* REQUIRED WORK *
In the material below, identify each line bearing the word "Montréal". Reproduce those lines.

* Data extracted from a collection *
━━━━

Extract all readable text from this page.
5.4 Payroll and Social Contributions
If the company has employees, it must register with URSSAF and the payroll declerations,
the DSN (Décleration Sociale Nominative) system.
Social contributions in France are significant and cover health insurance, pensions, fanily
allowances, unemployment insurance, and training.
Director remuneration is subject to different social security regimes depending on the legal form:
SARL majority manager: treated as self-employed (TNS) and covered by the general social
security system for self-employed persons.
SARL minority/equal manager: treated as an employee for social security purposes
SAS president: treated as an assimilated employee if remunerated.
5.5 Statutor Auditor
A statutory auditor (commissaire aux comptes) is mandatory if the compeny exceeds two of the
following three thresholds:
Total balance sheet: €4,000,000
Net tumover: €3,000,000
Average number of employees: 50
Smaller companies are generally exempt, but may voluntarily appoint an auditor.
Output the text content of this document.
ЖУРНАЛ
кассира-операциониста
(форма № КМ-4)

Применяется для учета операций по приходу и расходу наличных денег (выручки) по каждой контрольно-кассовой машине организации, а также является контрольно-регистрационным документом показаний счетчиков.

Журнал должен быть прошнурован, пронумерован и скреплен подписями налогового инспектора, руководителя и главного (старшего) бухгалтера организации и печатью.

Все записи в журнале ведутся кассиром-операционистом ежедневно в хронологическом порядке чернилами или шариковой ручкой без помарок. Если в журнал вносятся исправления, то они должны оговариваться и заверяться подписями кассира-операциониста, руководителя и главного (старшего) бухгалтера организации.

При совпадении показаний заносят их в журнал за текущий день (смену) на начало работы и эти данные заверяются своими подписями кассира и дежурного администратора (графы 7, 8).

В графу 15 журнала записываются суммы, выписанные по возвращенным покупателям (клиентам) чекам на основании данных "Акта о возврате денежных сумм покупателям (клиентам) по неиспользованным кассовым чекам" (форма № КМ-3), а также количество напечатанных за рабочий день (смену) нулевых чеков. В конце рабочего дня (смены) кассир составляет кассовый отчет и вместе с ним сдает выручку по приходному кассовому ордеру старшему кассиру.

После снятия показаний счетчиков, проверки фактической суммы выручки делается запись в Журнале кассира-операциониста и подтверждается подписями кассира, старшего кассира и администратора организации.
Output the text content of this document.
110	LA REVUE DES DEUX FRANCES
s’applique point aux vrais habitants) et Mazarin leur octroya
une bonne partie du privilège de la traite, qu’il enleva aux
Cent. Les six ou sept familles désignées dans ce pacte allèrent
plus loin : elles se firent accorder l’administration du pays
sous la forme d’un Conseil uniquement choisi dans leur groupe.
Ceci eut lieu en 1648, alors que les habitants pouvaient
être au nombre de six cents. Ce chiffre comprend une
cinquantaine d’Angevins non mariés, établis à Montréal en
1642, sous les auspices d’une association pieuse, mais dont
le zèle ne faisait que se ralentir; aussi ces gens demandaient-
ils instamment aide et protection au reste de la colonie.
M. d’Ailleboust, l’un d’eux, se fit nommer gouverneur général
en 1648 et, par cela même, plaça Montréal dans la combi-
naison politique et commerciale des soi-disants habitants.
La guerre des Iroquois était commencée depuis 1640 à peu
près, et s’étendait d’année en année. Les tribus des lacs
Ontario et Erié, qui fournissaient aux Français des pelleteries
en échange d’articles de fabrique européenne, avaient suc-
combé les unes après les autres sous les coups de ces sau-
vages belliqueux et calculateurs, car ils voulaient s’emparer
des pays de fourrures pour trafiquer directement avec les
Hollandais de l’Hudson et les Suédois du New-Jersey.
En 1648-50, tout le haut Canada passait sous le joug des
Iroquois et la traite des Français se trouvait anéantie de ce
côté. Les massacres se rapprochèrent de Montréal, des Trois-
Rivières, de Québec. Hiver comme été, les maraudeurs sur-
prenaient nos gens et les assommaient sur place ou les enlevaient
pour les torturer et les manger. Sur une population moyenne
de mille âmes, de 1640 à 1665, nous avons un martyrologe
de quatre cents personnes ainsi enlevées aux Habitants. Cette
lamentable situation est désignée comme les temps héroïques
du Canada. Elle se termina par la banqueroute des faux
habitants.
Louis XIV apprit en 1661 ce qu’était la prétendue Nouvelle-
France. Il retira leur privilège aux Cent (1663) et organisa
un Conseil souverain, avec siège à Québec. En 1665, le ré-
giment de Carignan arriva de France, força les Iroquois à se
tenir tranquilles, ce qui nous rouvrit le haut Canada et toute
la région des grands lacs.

━━━━

* RESULT BELOW *
cinquantaine d’Angevins non mariés, établis à Montréal en
en 1648 et, par cela même, plaça Montréal dans la combi-
côté. Les massacres se rapprochèrent de Montréal, des Trois-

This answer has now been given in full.